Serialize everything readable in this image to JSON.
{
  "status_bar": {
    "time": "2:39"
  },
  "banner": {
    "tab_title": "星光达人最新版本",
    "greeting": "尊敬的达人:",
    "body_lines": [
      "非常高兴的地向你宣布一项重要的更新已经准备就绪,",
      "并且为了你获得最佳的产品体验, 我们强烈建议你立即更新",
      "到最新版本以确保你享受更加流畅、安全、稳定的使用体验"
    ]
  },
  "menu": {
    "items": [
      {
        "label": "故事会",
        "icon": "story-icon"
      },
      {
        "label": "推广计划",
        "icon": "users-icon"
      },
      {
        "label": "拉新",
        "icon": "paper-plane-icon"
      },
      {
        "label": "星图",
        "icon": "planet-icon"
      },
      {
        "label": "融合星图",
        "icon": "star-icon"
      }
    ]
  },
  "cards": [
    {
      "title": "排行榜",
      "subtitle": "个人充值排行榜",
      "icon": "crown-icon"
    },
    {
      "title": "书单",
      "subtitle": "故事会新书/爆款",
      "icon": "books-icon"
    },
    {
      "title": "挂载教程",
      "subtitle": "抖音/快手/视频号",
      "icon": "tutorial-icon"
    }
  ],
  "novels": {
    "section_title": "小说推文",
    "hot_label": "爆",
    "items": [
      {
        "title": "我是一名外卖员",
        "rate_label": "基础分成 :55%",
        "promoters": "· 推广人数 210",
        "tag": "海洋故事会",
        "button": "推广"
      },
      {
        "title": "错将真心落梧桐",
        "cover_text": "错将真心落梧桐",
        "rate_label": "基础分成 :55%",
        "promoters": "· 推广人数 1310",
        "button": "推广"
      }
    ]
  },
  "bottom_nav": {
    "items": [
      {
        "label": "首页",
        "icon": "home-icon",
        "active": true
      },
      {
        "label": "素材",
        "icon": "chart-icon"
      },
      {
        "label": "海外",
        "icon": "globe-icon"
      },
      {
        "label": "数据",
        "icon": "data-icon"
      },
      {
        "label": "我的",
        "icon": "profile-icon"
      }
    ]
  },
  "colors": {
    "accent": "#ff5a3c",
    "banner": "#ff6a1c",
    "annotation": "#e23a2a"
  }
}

GOAL:
Retype the whole listing, matching it exactly.

EXERCISE RESULT:
Serialize everything readable in this image to JSON.
{
  "status_bar": {
    "time": "2:39"
  },
  "banner": {
    "tab_title": "星光达人最新版本",
    "greeting": "尊敬的达人:",
    "body_lines": [
      "非常高兴的地向你宣布一项重要的更新已经准备就绪,",
      "并且为了你获得最佳的产品体验, 我们强烈建议你立即更新",
      "到最新版本以确保你享受更加流畅、安全、稳定的使用体验"
    ]
  },
  "menu": {
    "items": [
      {
        "label": "故事会",
        "icon": "story-icon"
      },
      {
        "label": "推广计划",
        "icon": "users-icon"
      },
      {
        "label": "拉新",
        "icon": "paper-plane-icon"
      },
      {
        "label": "星图",
        "icon": "planet-icon"
      },
      {
        "label": "融合星图",
        "icon": "star-icon"
      }
    ]
  },
  "cards": [
    {
      "title": "排行榜",
      "subtitle": "个人充值排行榜",
      "icon": "crown-icon"
    },
    {
      "title": "书单",
      "subtitle": "故事会新书/爆款",
      "icon": "books-icon"
    },
    {
      "title": "挂载教程",
      "subtitle": "抖音/快手/视频号",
      "icon": "tutorial-icon"
    }
  ],
  "novels": {
    "section_title": "小说推文",
    "hot_label": "爆",
    "items": [
      {
        "title": "我是一名外卖员",
        "rate_label": "基础分成 :55%",
        "promoters": "· 推广人数 210",
        "tag": "海洋故事会",
        "button": "推广"
      },
      {
        "title": "错将真心落梧桐",
        "cover_text": "错将真心落梧桐",
        "rate_label": "基础分成 :55%",
        "promoters": "· 推广人数 1310",
        "button": "推广"
      }
    ]
  },
  "bottom_nav": {
    "items": [
      {
        "label": "首页",
        "icon": "home-icon",
        "active": true
      },
      {
        "label": "素材",
        "icon": "chart-icon"
      },
      {
        "label": "海外",
        "icon": "globe-icon"
      },
      {
        "label": "数据",
        "icon": "data-icon"
      },
      {
        "label": "我的",
        "icon": "profile-icon"
      }
    ]
  },
  "colors": {
    "accent": "#ff5a3c",
    "banner": "#ff6a1c",
    "annotation": "#e23a2a"
  }
}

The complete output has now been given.